(Goal of the exercise):
Copy out each line featuring the string "kʰəsəⁿᵐm" from the entries beneath.

---------- Data shown

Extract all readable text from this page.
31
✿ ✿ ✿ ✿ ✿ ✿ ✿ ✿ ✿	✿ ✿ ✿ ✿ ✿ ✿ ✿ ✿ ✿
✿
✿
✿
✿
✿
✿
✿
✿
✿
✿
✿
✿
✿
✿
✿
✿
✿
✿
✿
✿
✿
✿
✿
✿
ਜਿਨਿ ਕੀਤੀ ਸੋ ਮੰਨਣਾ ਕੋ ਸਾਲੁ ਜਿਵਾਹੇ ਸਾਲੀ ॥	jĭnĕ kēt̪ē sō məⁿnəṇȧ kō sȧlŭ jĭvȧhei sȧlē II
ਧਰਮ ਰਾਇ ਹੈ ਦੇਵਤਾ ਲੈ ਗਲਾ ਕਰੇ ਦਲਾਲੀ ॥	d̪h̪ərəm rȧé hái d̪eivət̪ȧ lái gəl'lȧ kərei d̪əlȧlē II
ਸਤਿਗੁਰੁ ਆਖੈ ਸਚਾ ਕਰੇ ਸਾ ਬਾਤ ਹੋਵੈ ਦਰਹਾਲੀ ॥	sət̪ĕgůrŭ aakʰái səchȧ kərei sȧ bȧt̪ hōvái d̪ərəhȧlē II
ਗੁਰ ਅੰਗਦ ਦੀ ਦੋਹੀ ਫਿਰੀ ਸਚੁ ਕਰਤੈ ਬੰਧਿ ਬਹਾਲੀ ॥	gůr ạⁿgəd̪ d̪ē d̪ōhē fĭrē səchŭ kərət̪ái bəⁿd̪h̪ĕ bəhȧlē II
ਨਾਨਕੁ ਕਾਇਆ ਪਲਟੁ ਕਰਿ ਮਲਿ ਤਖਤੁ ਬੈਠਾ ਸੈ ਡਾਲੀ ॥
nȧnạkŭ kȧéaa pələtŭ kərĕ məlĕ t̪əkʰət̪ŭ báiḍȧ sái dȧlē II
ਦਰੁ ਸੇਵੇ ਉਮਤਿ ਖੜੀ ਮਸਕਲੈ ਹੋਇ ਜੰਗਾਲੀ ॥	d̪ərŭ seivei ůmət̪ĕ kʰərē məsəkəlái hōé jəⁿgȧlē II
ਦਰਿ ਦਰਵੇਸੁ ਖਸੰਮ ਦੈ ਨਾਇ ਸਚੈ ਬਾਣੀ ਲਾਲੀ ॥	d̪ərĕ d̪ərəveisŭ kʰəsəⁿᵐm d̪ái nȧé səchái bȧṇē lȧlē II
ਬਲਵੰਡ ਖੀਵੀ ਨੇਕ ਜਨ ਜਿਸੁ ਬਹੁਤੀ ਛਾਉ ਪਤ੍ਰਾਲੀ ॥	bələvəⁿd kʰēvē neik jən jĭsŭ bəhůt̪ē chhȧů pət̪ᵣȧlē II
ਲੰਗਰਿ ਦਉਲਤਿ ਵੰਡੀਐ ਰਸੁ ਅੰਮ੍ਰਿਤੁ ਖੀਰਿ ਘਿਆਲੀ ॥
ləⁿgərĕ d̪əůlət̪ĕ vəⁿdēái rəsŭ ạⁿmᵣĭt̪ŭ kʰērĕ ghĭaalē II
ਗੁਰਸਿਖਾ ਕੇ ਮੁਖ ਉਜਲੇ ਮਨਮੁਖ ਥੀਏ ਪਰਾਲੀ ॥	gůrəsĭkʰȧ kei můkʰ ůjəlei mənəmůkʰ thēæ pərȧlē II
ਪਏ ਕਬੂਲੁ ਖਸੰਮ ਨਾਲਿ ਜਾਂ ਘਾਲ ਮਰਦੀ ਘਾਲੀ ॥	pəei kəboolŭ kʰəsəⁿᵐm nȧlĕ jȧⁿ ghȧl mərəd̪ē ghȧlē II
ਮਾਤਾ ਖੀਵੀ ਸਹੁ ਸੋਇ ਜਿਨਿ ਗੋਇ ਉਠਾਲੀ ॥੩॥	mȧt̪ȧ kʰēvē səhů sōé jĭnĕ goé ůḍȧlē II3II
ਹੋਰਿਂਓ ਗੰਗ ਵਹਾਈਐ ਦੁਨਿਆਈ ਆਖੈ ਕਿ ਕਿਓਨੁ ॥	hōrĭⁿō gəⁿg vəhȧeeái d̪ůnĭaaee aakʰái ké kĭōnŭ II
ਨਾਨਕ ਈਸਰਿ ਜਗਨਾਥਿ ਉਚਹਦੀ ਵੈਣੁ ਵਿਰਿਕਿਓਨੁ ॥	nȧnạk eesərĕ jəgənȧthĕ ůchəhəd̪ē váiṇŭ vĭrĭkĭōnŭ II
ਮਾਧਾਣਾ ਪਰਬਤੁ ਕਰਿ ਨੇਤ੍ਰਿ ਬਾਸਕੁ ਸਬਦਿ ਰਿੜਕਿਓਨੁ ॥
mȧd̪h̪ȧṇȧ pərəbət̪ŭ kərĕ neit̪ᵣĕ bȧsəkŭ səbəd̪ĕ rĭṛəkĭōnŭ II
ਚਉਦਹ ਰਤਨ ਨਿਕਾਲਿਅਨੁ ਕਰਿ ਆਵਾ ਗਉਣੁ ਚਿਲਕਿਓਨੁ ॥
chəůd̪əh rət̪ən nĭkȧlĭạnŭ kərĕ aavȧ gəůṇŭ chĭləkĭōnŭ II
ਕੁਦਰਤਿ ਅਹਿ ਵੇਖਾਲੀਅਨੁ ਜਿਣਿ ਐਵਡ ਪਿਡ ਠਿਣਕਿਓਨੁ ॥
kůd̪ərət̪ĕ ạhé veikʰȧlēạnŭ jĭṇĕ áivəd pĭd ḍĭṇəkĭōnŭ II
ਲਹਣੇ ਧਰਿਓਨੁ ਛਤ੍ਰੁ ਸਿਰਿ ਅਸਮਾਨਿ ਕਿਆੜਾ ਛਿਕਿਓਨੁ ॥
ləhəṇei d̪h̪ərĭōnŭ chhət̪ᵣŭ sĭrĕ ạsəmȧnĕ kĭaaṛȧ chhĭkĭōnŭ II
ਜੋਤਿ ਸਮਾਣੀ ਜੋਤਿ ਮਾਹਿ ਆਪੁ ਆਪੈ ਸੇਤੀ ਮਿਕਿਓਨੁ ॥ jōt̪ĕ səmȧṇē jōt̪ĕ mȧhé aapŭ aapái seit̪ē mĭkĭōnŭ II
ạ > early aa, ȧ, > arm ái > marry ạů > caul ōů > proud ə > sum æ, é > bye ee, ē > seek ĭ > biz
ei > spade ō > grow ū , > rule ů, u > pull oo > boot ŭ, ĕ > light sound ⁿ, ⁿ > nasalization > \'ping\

--------------------

(Full answer):
ਦਰਿ ਦਰਵੇਸੁ ਖਸੰਮ ਦੈ ਨਾਇ ਸਚੈ ਬਾਣੀ ਲਾਲੀ ॥	d̪ərĕ d̪ərəveisŭ kʰəsəⁿᵐm d̪ái nȧé səchái bȧṇē lȧlē II
ਪਏ ਕਬੂਲੁ ਖਸੰਮ ਨਾਲਿ ਜਾਂ ਘਾਲ ਮਰਦੀ ਘਾਲੀ ॥	pəei kəboolŭ kʰəsəⁿᵐm nȧlĕ jȧⁿ ghȧl mərəd̪ē ghȧlē II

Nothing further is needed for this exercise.